[Records from a collection]
* * *

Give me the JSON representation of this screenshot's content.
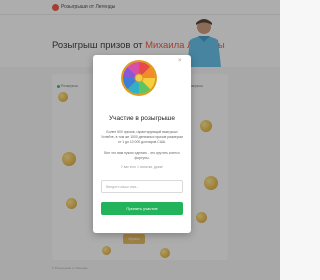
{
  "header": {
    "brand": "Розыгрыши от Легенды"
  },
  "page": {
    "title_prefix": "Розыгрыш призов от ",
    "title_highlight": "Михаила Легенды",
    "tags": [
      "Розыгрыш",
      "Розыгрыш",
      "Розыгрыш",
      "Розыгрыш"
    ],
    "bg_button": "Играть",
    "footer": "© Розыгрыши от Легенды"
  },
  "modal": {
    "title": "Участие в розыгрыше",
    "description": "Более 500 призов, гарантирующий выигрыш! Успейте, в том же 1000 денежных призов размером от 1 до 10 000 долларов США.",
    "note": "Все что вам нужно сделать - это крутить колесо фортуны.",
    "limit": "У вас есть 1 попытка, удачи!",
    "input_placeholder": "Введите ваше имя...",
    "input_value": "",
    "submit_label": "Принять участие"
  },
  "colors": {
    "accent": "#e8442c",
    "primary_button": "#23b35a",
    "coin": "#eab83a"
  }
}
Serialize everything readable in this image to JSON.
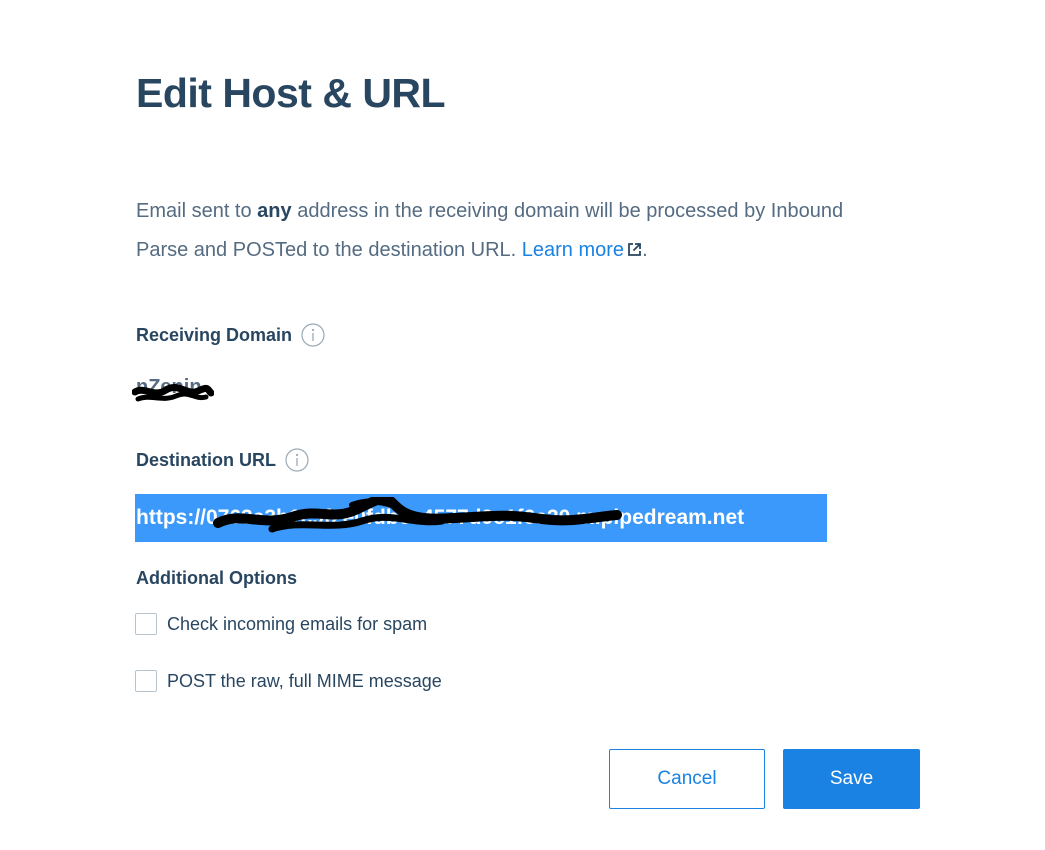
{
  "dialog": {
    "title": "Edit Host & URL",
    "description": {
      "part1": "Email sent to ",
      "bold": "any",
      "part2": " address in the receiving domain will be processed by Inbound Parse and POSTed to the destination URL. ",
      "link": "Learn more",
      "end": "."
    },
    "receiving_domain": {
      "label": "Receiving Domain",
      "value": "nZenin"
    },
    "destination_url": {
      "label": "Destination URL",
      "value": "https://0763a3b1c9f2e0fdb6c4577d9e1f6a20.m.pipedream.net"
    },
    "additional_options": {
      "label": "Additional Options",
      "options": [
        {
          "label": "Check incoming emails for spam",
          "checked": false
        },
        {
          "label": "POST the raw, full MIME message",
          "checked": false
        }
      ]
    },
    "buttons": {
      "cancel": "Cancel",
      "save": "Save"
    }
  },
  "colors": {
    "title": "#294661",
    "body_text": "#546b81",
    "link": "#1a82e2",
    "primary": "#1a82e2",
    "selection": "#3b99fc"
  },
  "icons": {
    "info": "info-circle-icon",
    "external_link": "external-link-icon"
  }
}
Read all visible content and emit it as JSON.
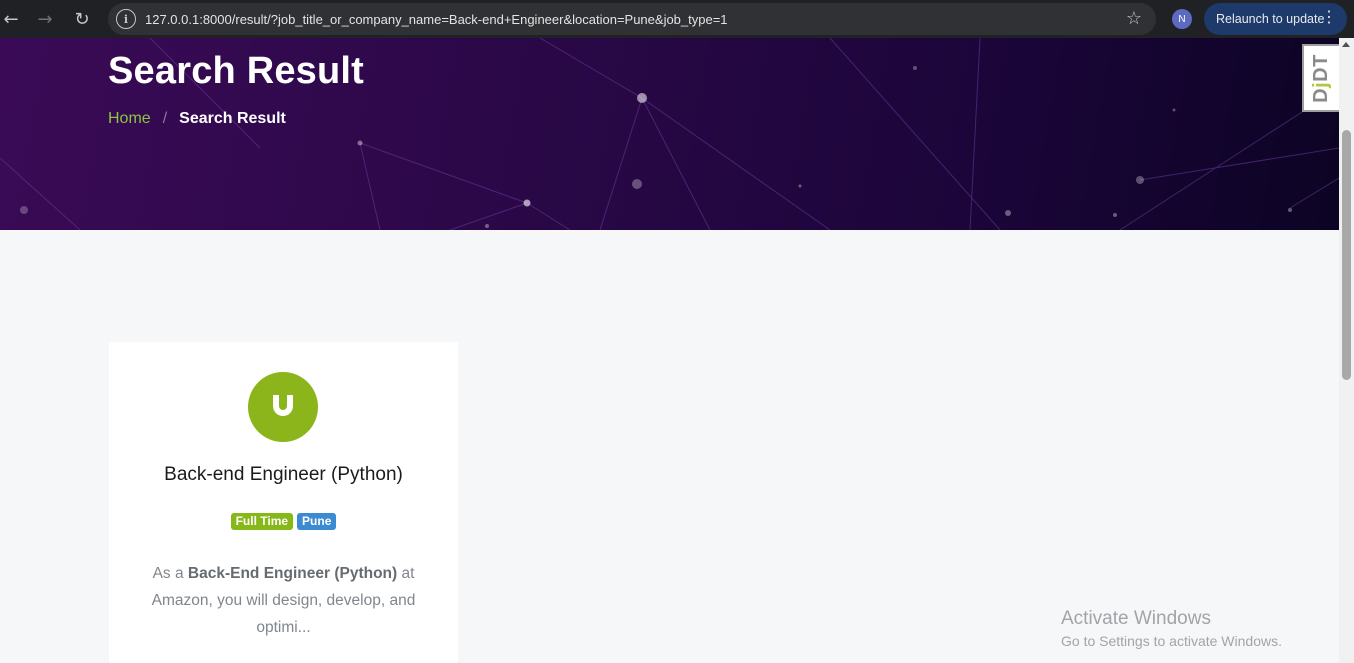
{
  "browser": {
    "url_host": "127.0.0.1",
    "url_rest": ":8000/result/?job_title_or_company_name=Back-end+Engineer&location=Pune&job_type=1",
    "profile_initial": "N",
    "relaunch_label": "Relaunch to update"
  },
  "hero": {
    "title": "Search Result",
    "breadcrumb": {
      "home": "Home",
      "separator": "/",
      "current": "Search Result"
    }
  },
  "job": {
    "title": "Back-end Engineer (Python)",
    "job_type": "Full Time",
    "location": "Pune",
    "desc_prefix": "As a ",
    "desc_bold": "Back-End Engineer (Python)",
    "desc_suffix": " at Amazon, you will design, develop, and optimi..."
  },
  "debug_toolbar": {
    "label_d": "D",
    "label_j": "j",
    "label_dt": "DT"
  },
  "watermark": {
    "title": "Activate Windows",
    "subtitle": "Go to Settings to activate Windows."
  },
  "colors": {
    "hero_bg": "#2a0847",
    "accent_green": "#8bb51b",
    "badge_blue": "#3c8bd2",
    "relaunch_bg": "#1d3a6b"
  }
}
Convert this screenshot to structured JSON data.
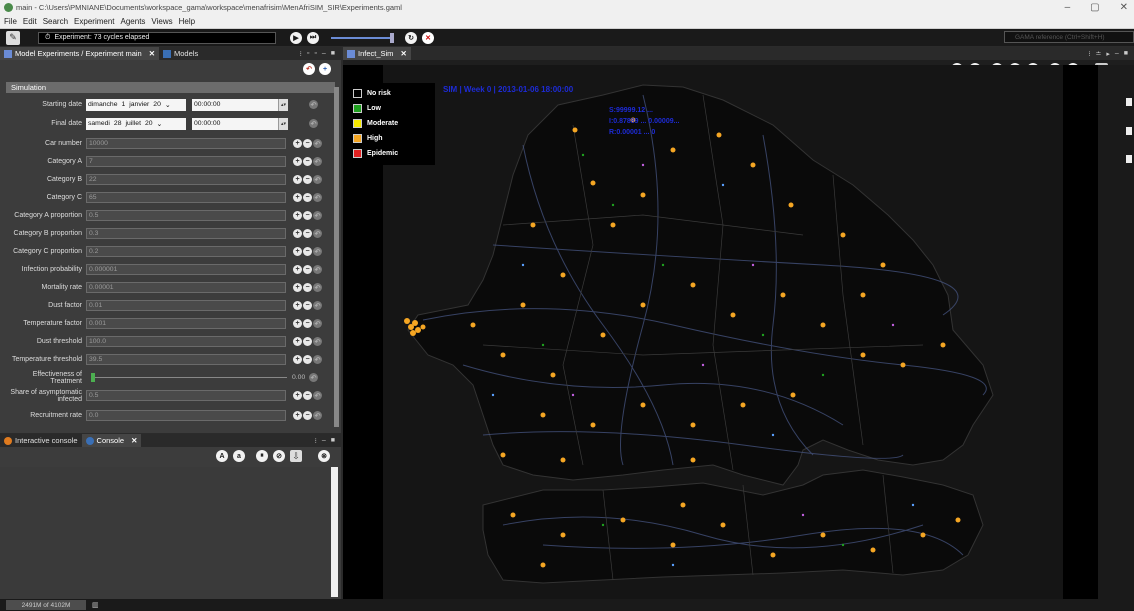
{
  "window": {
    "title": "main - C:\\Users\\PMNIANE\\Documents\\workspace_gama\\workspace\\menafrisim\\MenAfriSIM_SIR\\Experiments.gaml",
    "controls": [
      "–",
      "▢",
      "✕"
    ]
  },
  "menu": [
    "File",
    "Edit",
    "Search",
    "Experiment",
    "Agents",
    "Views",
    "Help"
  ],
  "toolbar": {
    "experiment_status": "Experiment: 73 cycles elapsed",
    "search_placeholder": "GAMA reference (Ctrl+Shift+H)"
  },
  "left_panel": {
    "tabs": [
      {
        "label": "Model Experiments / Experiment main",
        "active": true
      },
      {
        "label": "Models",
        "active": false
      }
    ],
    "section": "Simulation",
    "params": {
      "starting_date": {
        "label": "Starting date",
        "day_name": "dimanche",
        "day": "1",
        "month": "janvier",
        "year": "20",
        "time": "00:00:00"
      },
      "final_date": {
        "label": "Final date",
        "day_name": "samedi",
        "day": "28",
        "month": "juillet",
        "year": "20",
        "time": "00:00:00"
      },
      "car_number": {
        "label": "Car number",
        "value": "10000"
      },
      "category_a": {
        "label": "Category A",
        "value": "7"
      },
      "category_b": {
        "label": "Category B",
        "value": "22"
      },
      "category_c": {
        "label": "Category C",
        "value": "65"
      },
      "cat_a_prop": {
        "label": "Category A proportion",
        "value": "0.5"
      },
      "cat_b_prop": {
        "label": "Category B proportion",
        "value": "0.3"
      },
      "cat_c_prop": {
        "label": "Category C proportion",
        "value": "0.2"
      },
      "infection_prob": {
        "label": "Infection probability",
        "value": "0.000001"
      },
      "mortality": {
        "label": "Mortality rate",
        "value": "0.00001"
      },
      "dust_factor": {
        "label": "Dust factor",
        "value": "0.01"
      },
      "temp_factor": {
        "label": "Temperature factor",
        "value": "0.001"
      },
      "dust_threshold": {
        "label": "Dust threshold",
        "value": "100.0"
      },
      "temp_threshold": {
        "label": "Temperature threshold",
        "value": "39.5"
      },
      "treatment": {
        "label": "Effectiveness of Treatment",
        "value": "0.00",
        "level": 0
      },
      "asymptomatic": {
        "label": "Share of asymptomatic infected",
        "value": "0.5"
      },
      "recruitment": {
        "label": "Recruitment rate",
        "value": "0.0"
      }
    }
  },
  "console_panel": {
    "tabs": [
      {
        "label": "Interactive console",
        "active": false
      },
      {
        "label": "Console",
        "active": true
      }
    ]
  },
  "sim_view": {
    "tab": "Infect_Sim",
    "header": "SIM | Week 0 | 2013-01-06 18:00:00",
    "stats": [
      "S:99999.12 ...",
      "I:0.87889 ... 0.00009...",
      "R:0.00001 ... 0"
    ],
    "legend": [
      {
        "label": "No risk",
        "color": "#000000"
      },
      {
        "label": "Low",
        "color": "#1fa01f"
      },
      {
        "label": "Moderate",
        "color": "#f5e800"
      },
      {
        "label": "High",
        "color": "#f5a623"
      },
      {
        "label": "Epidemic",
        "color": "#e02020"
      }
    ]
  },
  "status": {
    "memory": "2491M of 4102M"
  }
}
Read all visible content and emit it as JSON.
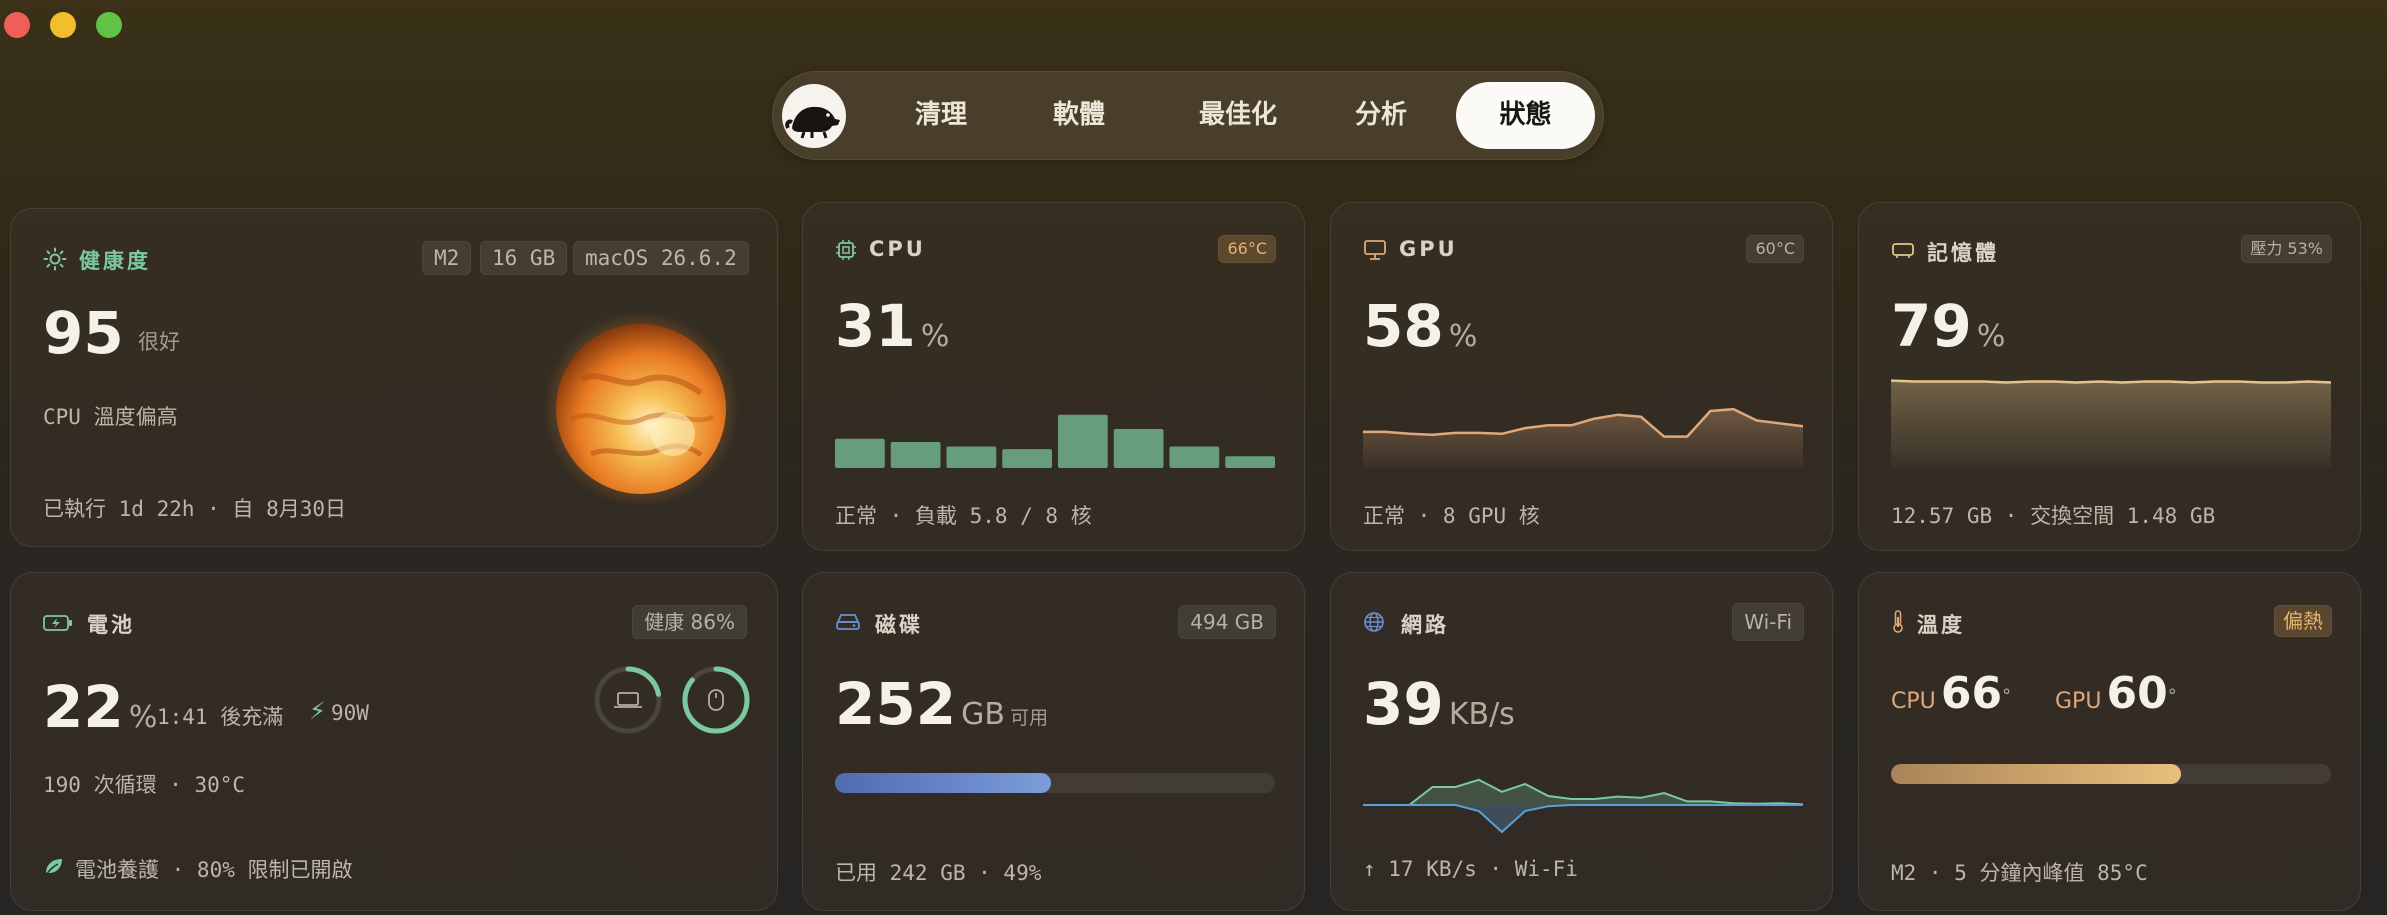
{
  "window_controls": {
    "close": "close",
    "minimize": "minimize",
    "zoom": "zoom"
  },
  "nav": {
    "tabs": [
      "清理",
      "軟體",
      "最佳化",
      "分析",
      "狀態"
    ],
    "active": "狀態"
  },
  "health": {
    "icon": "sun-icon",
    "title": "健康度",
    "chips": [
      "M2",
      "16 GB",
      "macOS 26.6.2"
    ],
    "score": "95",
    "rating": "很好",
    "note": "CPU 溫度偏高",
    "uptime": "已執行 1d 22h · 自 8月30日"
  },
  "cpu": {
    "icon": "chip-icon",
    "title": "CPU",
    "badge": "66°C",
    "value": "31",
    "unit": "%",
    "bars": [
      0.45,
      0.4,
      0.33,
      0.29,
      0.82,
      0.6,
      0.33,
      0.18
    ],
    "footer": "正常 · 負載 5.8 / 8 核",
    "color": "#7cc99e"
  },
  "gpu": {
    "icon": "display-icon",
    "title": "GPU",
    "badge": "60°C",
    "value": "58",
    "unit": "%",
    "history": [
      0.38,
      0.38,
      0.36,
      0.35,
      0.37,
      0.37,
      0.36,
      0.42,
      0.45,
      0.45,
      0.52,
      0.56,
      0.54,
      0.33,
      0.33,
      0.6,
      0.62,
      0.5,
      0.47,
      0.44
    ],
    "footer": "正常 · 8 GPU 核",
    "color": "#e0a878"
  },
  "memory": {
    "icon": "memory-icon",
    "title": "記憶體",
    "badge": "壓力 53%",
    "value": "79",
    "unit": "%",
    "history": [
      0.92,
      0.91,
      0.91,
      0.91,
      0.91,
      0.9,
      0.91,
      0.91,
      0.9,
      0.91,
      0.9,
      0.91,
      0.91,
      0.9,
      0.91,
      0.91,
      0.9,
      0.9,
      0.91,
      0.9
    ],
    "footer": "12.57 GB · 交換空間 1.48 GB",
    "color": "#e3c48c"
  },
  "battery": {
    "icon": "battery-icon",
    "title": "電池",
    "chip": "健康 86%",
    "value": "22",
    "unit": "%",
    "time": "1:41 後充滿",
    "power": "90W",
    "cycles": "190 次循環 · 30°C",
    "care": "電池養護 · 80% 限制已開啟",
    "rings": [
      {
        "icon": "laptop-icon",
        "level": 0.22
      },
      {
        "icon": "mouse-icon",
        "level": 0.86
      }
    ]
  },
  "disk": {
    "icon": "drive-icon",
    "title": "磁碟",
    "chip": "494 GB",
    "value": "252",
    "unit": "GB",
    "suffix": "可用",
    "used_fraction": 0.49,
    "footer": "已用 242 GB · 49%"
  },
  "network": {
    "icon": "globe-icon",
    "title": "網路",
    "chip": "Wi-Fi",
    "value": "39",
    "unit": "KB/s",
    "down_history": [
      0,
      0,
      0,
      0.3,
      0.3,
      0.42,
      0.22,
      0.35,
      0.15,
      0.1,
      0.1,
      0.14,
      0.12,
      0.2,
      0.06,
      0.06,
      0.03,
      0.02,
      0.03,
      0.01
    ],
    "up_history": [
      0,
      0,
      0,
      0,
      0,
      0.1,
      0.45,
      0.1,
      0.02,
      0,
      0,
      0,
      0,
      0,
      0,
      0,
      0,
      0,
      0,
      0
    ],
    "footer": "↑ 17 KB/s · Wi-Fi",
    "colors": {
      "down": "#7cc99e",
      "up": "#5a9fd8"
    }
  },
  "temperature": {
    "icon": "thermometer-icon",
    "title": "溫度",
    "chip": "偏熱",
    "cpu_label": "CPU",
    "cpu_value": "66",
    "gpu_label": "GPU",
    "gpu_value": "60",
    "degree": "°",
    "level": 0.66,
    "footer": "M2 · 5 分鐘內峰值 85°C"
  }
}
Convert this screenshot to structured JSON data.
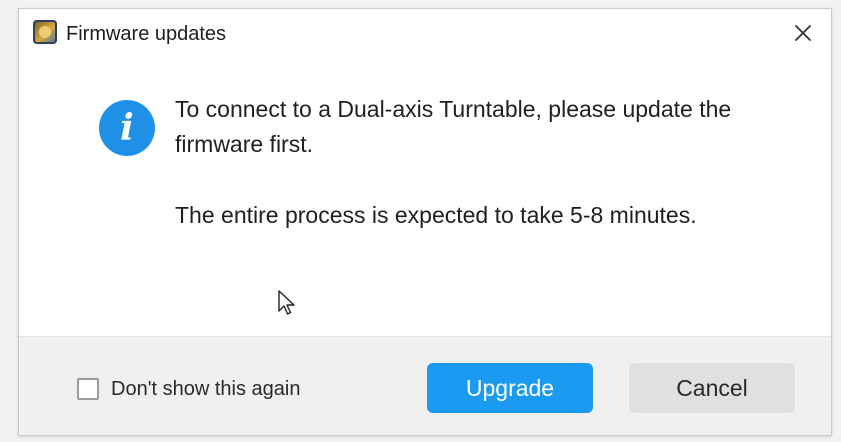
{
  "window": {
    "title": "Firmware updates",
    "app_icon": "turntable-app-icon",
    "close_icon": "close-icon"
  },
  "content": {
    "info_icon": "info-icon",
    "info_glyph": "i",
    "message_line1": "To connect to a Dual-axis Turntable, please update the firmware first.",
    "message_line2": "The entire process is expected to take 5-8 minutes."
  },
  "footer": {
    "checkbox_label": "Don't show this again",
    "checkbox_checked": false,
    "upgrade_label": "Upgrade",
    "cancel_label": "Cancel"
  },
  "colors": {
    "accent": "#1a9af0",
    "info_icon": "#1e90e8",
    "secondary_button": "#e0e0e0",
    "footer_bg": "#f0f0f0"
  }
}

* * *

* [Stated task]:
Find all the lines containing "content" in the material, then copy them.

* [Answer for the task]:
Give me the JSON representation of this screenshot's content.
Read all visible content and emit it as JSON.
Read all visible content and emit it as JSON.
  "content": {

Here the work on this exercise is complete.